Goal
Find how many lines contain the word "which" and state that number alone.

Data listing

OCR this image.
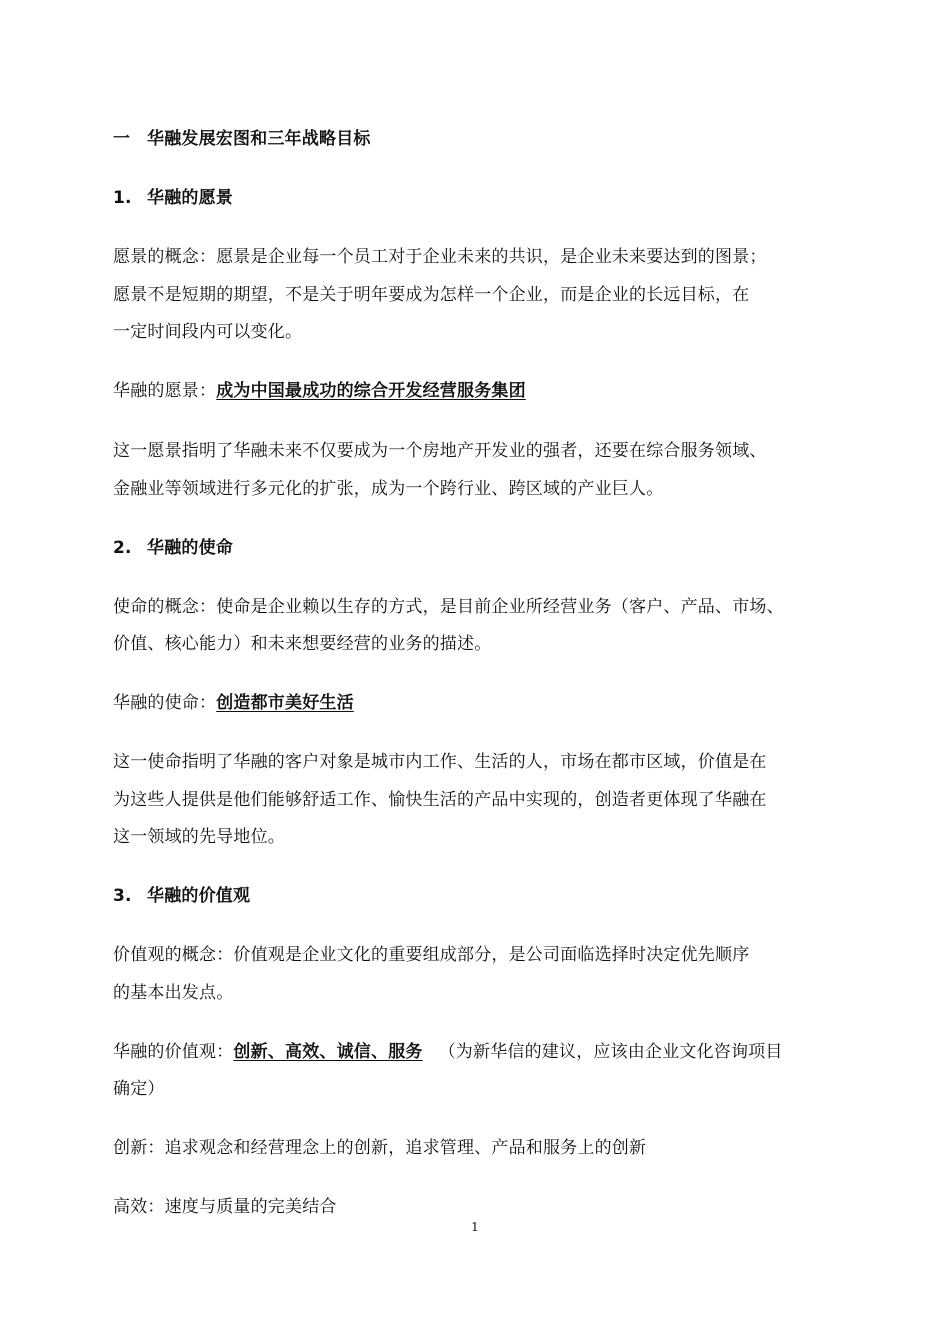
一 华融发展宏图和三年战略目标
1. 华融的愿景
愿景的概念：愿景是企业每一个员工对于企业未来的共识，是企业未来要达到的图景；
愿景不是短期的期望，不是关于明年要成为怎样一个企业，而是企业的长远目标，在
一定时间段内可以变化。
华融的愿景：成为中国最成功的综合开发经营服务集团
这一愿景指明了华融未来不仅要成为一个房地产开发业的强者，还要在综合服务领域、
金融业等领域进行多元化的扩张，成为一个跨行业、跨区域的产业巨人。
2. 华融的使命
使命的概念：使命是企业赖以生存的方式，是目前企业所经营业务（客户、产品、市场、
价值、核心能力）和未来想要经营的业务的描述。
华融的使命：创造都市美好生活
这一使命指明了华融的客户对象是城市内工作、生活的人，市场在都市区域，价值是在
为这些人提供是他们能够舒适工作、愉快生活的产品中实现的，创造者更体现了华融在
这一领域的先导地位。
3. 华融的价值观
价值观的概念：价值观是企业文化的重要组成部分，是公司面临选择时决定优先顺序
的基本出发点。
华融的价值观：创新、高效、诚信、服务 （为新华信的建议，应该由企业文化咨询项目
确定）
创新：追求观念和经营理念上的创新，追求管理、产品和服务上的创新
高效：速度与质量的完美结合
1
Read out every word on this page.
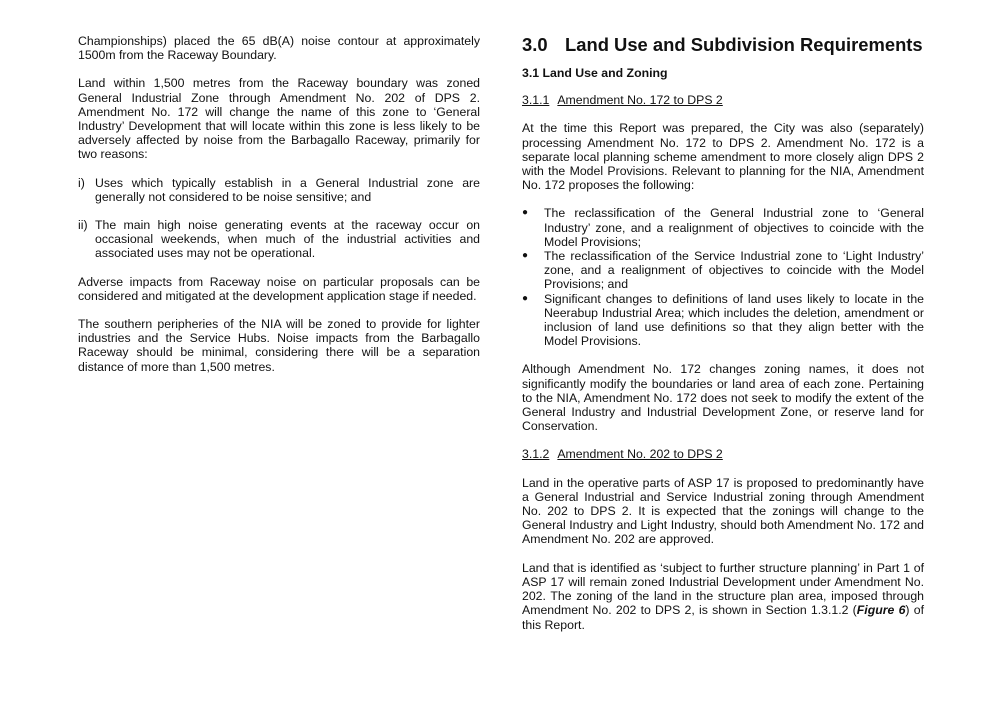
Championships) placed the 65 dB(A) noise contour at approximately 1500m from the Raceway Boundary.

Land within 1,500 metres from the Raceway boundary was zoned General Industrial Zone through Amendment No. 202 of DPS 2. Amendment No. 172 will change the name of this zone to ‘General Industry’ Development that will locate within this zone is less likely to be adversely affected by noise from the Barbagallo Raceway, primarily for two reasons:

i) Uses which typically establish in a General Industrial zone are generally not considered to be noise sensitive; and
ii) The main high noise generating events at the raceway occur on occasional weekends, when much of the industrial activities and associated uses may not be operational.

Adverse impacts from Raceway noise on particular proposals can be considered and mitigated at the development application stage if needed.

The southern peripheries of the NIA will be zoned to provide for lighter industries and the Service Hubs. Noise impacts from the Barbagallo Raceway should be minimal, considering there will be a separation distance of more than 1,500 metres.

3.0 Land Use and Subdivision Requirements
3.1 Land Use and Zoning
3.1.1 Amendment No. 172 to DPS 2

At the time this Report was prepared, the City was also (separately) processing Amendment No. 172 to DPS 2. Amendment No. 172 is a separate local planning scheme amendment to more closely align DPS 2 with the Model Provisions. Relevant to planning for the NIA, Amendment No. 172 proposes the following:

●	The reclassification of the General Industrial zone to ‘General Industry’ zone, and a realignment of objectives to coincide with the Model Provisions;
●	The reclassification of the Service Industrial zone to ‘Light Industry’ zone, and a realignment of objectives to coincide with the Model Provisions; and
●	Significant changes to definitions of land uses likely to locate in the Neerabup Industrial Area; which includes the deletion, amendment or inclusion of land use definitions so that they align better with the Model Provisions.

Although Amendment No. 172 changes zoning names, it does not significantly modify the boundaries or land area of each zone. Pertaining to the NIA, Amendment No. 172 does not seek to modify the extent of the General Industry and Industrial Development Zone, or reserve land for Conservation.

3.1.2 Amendment No. 202 to DPS 2

Land in the operative parts of ASP 17 is proposed to predominantly have a General Industrial and Service Industrial zoning through Amendment No. 202 to DPS 2. It is expected that the zonings will change to the General Industry and Light Industry, should both Amendment No. 172 and Amendment No. 202 are approved.

Land that is identified as ‘subject to further structure planning’ in Part 1 of ASP 17 will remain zoned Industrial Development under Amendment No. 202. The zoning of the land in the structure plan area, imposed through Amendment No. 202 to DPS 2, is shown in Section 1.3.1.2 (Figure 6) of this Report.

Written solution
2